**Exercise directions**
Copy every record below, exactly as written.

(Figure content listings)
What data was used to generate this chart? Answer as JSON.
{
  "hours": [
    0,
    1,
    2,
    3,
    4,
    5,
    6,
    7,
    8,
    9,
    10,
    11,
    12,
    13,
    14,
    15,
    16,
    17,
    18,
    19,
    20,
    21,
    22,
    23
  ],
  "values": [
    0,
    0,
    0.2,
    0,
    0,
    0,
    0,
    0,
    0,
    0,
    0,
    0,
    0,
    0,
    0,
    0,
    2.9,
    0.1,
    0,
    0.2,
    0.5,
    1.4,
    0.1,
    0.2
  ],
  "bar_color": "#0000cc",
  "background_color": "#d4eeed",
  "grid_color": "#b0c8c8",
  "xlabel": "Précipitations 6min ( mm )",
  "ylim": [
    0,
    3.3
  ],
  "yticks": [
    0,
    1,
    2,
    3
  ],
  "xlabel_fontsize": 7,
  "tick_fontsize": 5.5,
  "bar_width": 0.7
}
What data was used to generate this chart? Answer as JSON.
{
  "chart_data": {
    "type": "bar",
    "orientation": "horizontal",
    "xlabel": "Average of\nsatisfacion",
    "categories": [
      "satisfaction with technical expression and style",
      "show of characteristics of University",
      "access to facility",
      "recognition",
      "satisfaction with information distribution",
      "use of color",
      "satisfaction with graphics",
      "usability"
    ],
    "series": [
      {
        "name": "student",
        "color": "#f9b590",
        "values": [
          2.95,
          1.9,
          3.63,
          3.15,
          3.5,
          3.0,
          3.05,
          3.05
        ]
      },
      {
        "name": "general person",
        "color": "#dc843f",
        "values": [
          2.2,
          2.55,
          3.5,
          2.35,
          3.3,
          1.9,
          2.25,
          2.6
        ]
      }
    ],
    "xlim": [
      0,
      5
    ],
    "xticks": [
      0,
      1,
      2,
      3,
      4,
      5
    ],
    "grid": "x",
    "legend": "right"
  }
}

**Answer to the exercise**
What data was used to generate this chart? Answer as JSON.
{
  "hours": [
    0,
    1,
    2,
    3,
    4,
    5,
    6,
    7,
    8,
    9,
    10,
    11,
    12,
    13,
    14,
    15,
    16,
    17,
    18,
    19,
    20,
    21,
    22,
    23
  ],
  "values": [
    0,
    0,
    0.2,
    0,
    0,
    0,
    0,
    0,
    0,
    0,
    0,
    0,
    0,
    0,
    0,
    0,
    2.9,
    0.1,
    0,
    0.2,
    0.5,
    1.4,
    0.1,
    0.2
  ],
  "bar_color": "#0000cc",
  "background_color": "#d4eeed",
  "grid_color": "#b0c8c8",
  "xlabel": "Précipitations 6min ( mm )",
  "ylim": [
    0,
    3.3
  ],
  "yticks": [
    0,
    1,
    2,
    3
  ],
  "xlabel_fontsize": 7,
  "tick_fontsize": 5.5,
  "bar_width": 0.7
}
What data was used to generate this chart? Answer as JSON.
{
  "chart_data": {
    "type": "bar",
    "orientation": "horizontal",
    "xlabel": "Average of\nsatisfacion",
    "categories": [
      "satisfaction with technical expression and style",
      "show of characteristics of University",
      "access to facility",
      "recognition",
      "satisfaction with information distribution",
      "use of color",
      "satisfaction with graphics",
      "usability"
    ],
    "series": [
      {
        "name": "student",
        "color": "#f9b590",
        "values": [
          2.95,
          1.9,
          3.63,
          3.15,
          3.5,
          3.0,
          3.05,
          3.05
        ]
      },
      {
        "name": "general person",
        "color": "#dc843f",
        "values": [
          2.2,
          2.55,
          3.5,
          2.35,
          3.3,
          1.9,
          2.25,
          2.6
        ]
      }
    ],
    "xlim": [
      0,
      5
    ],
    "xticks": [
      0,
      1,
      2,
      3,
      4,
      5
    ],
    "grid": "x",
    "legend": "right"
  }
}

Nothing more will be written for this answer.